(Dataset excerpts)
»»
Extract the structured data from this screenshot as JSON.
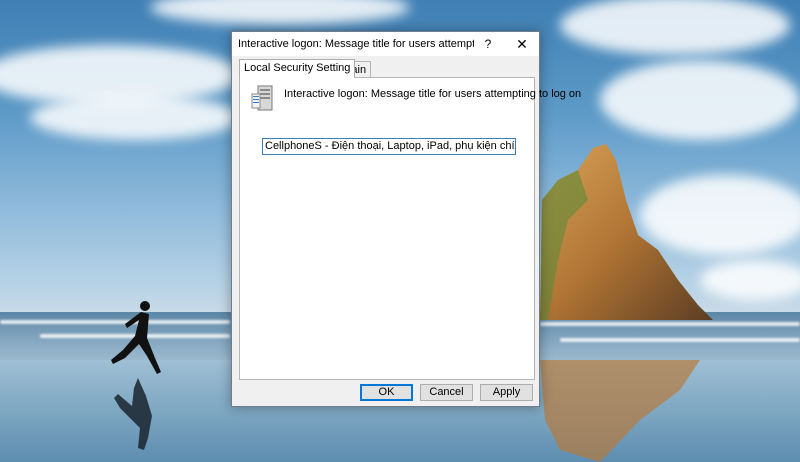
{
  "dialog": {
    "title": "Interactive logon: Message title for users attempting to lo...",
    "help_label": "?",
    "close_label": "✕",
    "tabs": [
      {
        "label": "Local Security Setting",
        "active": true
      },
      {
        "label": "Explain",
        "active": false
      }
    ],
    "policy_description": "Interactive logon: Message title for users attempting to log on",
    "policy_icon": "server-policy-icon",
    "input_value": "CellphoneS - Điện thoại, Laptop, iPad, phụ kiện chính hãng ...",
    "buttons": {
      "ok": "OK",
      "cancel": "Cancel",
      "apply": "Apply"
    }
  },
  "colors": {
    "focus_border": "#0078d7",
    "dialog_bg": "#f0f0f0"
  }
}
««
Transcribe the records above exactly, leaving out every picture.

→ RESULT OF THE TASK
Extract the structured data from this screenshot as JSON.
{
  "dialog": {
    "title": "Interactive logon: Message title for users attempting to lo...",
    "help_label": "?",
    "close_label": "✕",
    "tabs": [
      {
        "label": "Local Security Setting",
        "active": true
      },
      {
        "label": "Explain",
        "active": false
      }
    ],
    "policy_description": "Interactive logon: Message title for users attempting to log on",
    "policy_icon": "server-policy-icon",
    "input_value": "CellphoneS - Điện thoại, Laptop, iPad, phụ kiện chính hãng ...",
    "buttons": {
      "ok": "OK",
      "cancel": "Cancel",
      "apply": "Apply"
    }
  },
  "colors": {
    "focus_border": "#0078d7",
    "dialog_bg": "#f0f0f0"
  }
}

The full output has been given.